[Data extracted from a collection]
=======

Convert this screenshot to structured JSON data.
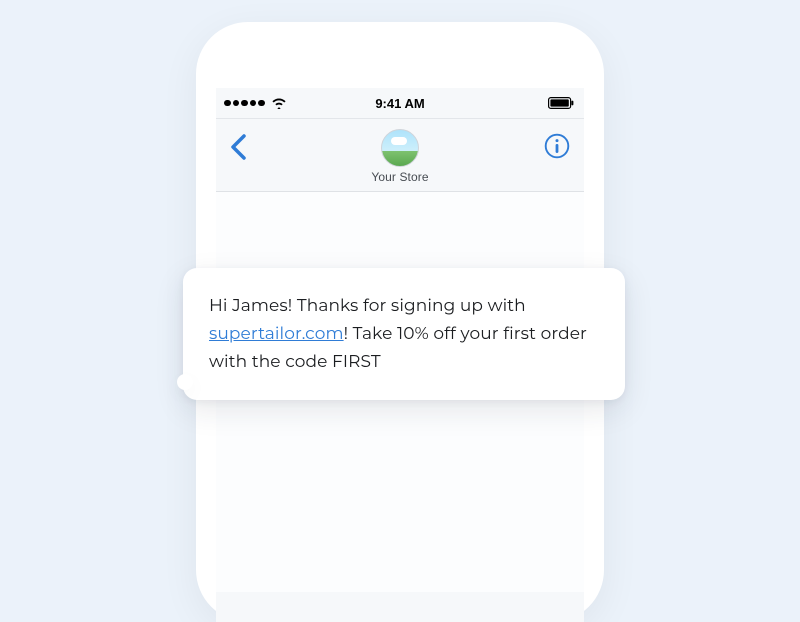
{
  "statusBar": {
    "time": "9:41 AM"
  },
  "header": {
    "contactName": "Your Store"
  },
  "message": {
    "part1": "Hi James! Thanks for signing up with ",
    "link": "supertailor.com",
    "part2": "! Take 10% off your first order with the code FIRST"
  }
}
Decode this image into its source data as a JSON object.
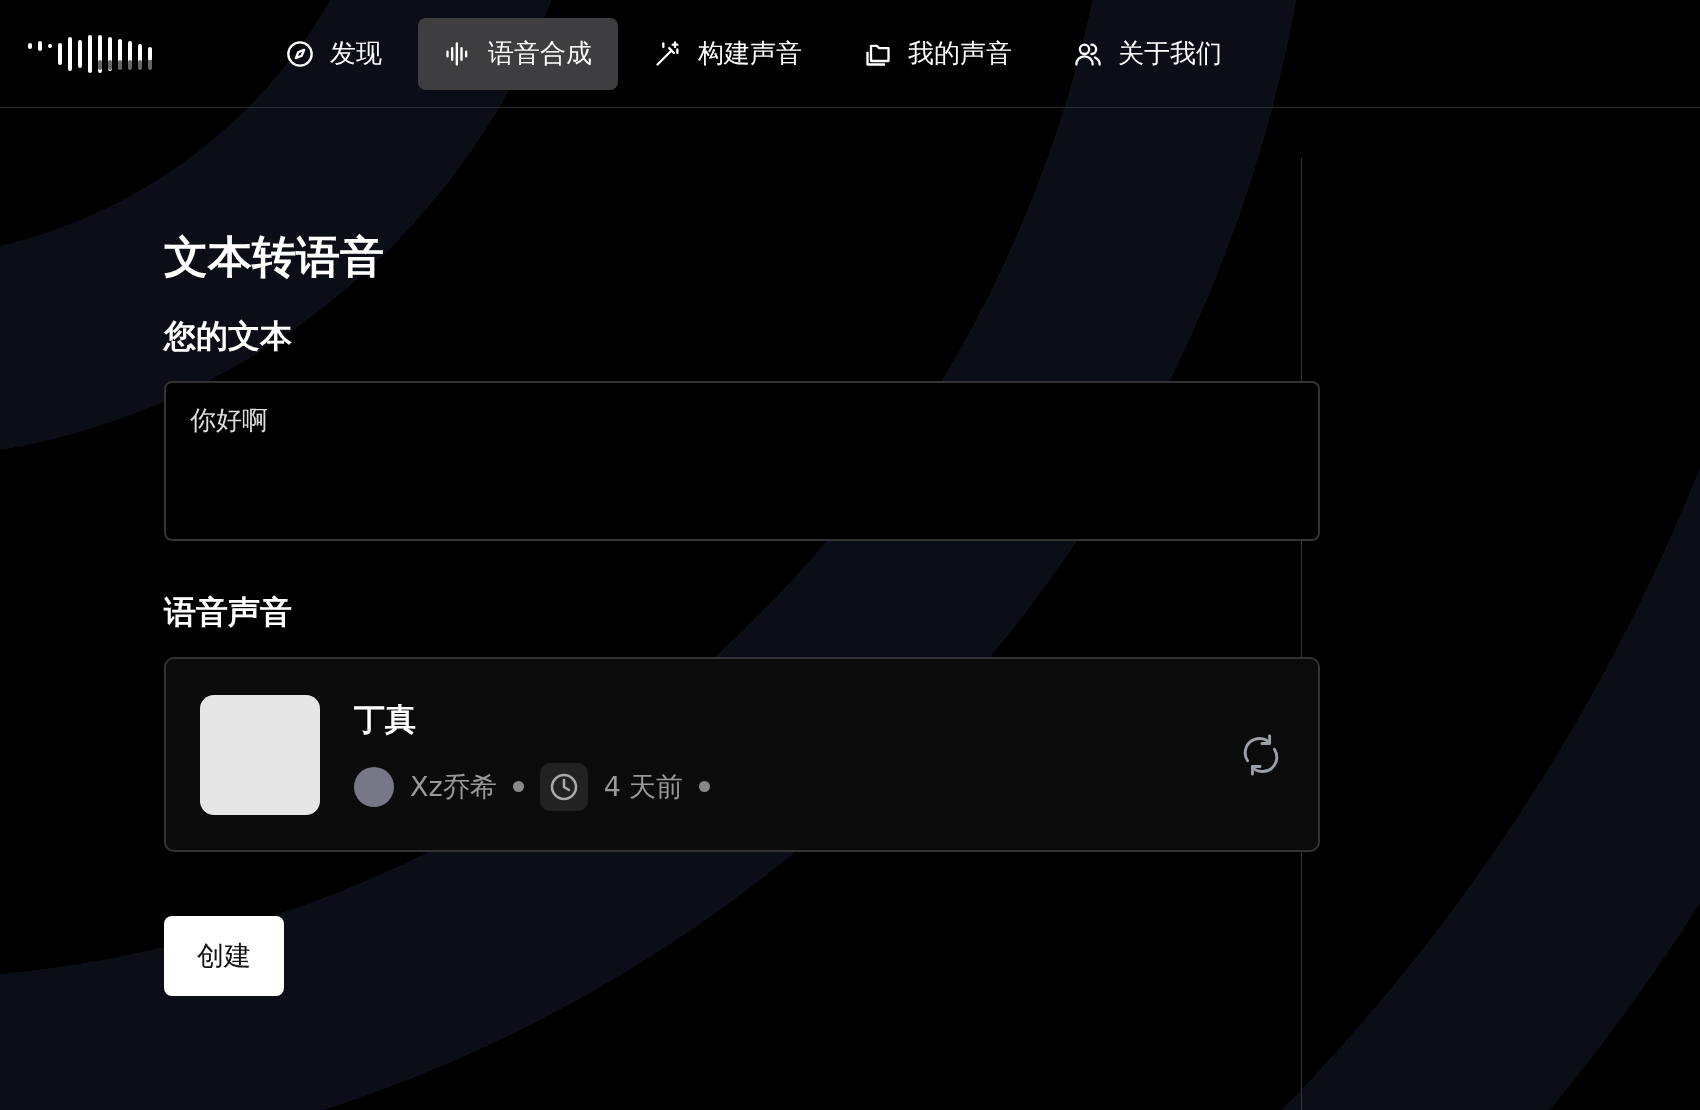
{
  "nav": {
    "items": [
      {
        "label": "发现",
        "selected": false
      },
      {
        "label": "语音合成",
        "selected": true
      },
      {
        "label": "构建声音",
        "selected": false
      },
      {
        "label": "我的声音",
        "selected": false
      },
      {
        "label": "关于我们",
        "selected": false
      }
    ]
  },
  "main": {
    "title": "文本转语音",
    "text_label": "您的文本",
    "text_value": "你好啊",
    "voice_label": "语音声音",
    "voice": {
      "name": "丁真",
      "author": "Xz乔希",
      "time": "4 天前"
    },
    "create_button": "创建"
  }
}
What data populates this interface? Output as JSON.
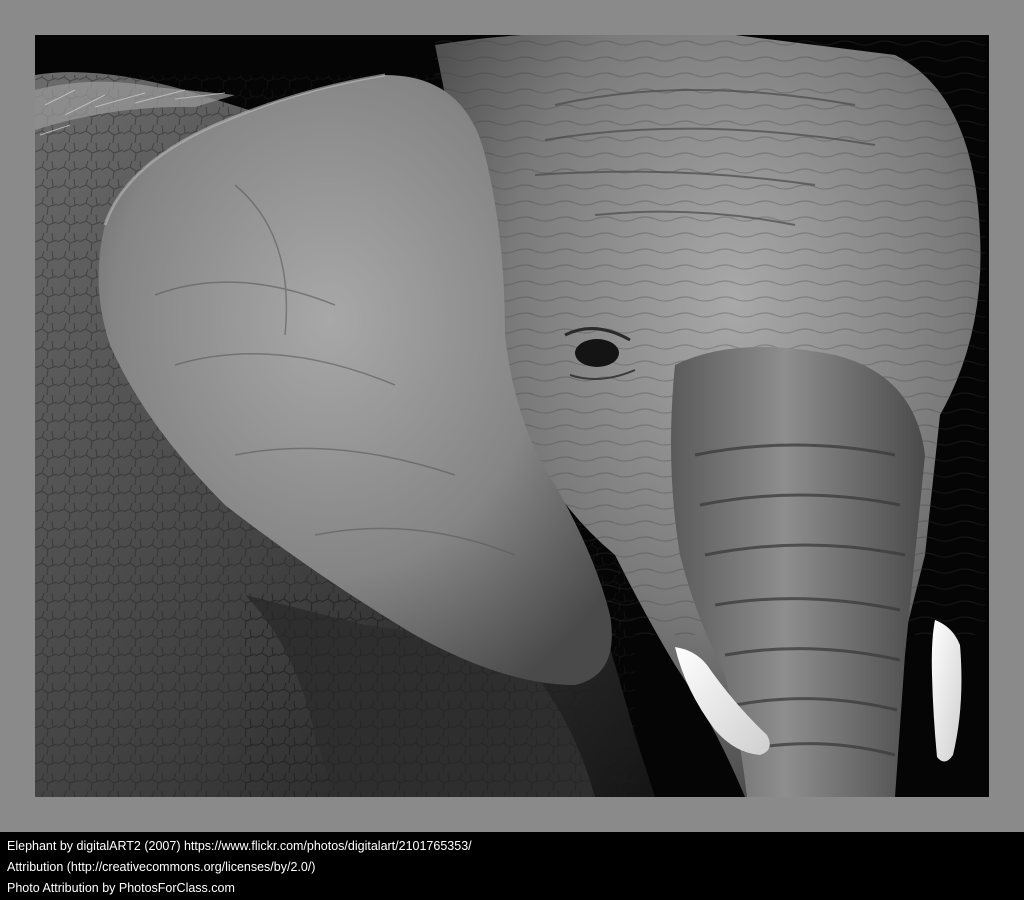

=======

*Written instruction*
Output the line containing "Decode this image" and each line after it, through the end of the material, exactly as given. No pictures belong in the output.

*In response*
Decode this image into its source data as a JSON object.
{
  "nav": {
    "items": [
      {
        "label": "发现",
        "selected": false
      },
      {
        "label": "语音合成",
        "selected": true
      },
      {
        "label": "构建声音",
        "selected": false
      },
      {
        "label": "我的声音",
        "selected": false
      },
      {
        "label": "关于我们",
        "selected": false
      }
    ]
  },
  "main": {
    "title": "文本转语音",
    "text_label": "您的文本",
    "text_value": "你好啊",
    "voice_label": "语音声音",
    "voice": {
      "name": "丁真",
      "author": "Xz乔希",
      "time": "4 天前"
    },
    "create_button": "创建"
  }
}
What data populates this interface? Output as JSON.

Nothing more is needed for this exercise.